### Given exercise
Write the material out again, line by line, exactly as it is.

[start]

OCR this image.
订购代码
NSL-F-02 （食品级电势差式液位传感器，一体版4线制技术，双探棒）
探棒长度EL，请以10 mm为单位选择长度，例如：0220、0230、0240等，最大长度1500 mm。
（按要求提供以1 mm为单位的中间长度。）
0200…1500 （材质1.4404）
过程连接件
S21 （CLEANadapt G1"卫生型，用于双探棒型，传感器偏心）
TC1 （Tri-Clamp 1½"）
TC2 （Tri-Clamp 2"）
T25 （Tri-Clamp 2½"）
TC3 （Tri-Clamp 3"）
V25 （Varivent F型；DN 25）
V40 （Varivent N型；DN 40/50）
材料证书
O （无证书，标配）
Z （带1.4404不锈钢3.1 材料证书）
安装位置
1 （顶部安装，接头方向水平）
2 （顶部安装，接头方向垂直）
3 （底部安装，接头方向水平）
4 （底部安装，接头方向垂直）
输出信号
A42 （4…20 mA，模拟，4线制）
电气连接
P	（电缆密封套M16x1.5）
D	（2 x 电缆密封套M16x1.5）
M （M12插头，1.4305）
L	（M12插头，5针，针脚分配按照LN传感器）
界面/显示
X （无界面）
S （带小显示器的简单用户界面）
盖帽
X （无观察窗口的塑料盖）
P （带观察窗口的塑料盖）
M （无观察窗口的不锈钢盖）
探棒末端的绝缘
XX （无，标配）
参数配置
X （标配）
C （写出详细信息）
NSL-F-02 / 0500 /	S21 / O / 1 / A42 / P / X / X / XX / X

[end]

### Exercise answer
OCR this image.
订购代码
NSL-F-02 （食品级电势差式液位传感器，一体版4线制技术，双探棒）
探棒长度EL，请以10 mm为单位选择长度，例如：0220、0230、0240等，最大长度1500 mm。
（按要求提供以1 mm为单位的中间长度。）
0200…1500 （材质1.4404）
过程连接件
S21 （CLEANadapt G1"卫生型，用于双探棒型，传感器偏心）
TC1 （Tri-Clamp 1½"）
TC2 （Tri-Clamp 2"）
T25 （Tri-Clamp 2½"）
TC3 （Tri-Clamp 3"）
V25 （Varivent F型；DN 25）
V40 （Varivent N型；DN 40/50）
材料证书
O （无证书，标配）
Z （带1.4404不锈钢3.1 材料证书）
安装位置
1 （顶部安装，接头方向水平）
2 （顶部安装，接头方向垂直）
3 （底部安装，接头方向水平）
4 （底部安装，接头方向垂直）
输出信号
A42 （4…20 mA，模拟，4线制）
电气连接
P	（电缆密封套M16x1.5）
D	（2 x 电缆密封套M16x1.5）
M （M12插头，1.4305）
L	（M12插头，5针，针脚分配按照LN传感器）
界面/显示
X （无界面）
S （带小显示器的简单用户界面）
盖帽
X （无观察窗口的塑料盖）
P （带观察窗口的塑料盖）
M （无观察窗口的不锈钢盖）
探棒末端的绝缘
XX （无，标配）
参数配置
X （标配）
C （写出详细信息）
NSL-F-02 / 0500 /	S21 / O / 1 / A42 / P / X / X / XX / X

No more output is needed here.